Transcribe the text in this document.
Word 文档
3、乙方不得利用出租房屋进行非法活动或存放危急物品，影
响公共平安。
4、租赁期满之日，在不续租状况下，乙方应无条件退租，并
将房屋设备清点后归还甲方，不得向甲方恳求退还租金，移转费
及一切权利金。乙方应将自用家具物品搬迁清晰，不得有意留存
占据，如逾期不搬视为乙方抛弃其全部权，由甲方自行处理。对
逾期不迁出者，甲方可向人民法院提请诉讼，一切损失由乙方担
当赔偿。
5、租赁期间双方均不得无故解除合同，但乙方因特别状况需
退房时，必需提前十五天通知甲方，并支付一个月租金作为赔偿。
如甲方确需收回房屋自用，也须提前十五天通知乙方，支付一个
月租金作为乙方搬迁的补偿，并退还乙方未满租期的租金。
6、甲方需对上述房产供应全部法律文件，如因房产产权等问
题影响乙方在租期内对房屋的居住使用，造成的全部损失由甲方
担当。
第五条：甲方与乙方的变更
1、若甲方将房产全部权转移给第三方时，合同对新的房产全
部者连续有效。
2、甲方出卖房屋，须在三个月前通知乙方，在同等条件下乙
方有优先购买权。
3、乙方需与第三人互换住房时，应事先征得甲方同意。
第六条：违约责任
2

== PROMPT ==
Restate each of the entries above verbatim.

== REPLY ==
Transcribe the text in this document.
Word 文档
3、乙方不得利用出租房屋进行非法活动或存放危急物品，影
响公共平安。
4、租赁期满之日，在不续租状况下，乙方应无条件退租，并
将房屋设备清点后归还甲方，不得向甲方恳求退还租金，移转费
及一切权利金。乙方应将自用家具物品搬迁清晰，不得有意留存
占据，如逾期不搬视为乙方抛弃其全部权，由甲方自行处理。对
逾期不迁出者，甲方可向人民法院提请诉讼，一切损失由乙方担
当赔偿。
5、租赁期间双方均不得无故解除合同，但乙方因特别状况需
退房时，必需提前十五天通知甲方，并支付一个月租金作为赔偿。
如甲方确需收回房屋自用，也须提前十五天通知乙方，支付一个
月租金作为乙方搬迁的补偿，并退还乙方未满租期的租金。
6、甲方需对上述房产供应全部法律文件，如因房产产权等问
题影响乙方在租期内对房屋的居住使用，造成的全部损失由甲方
担当。
第五条：甲方与乙方的变更
1、若甲方将房产全部权转移给第三方时，合同对新的房产全
部者连续有效。
2、甲方出卖房屋，须在三个月前通知乙方，在同等条件下乙
方有优先购买权。
3、乙方需与第三人互换住房时，应事先征得甲方同意。
第六条：违约责任
2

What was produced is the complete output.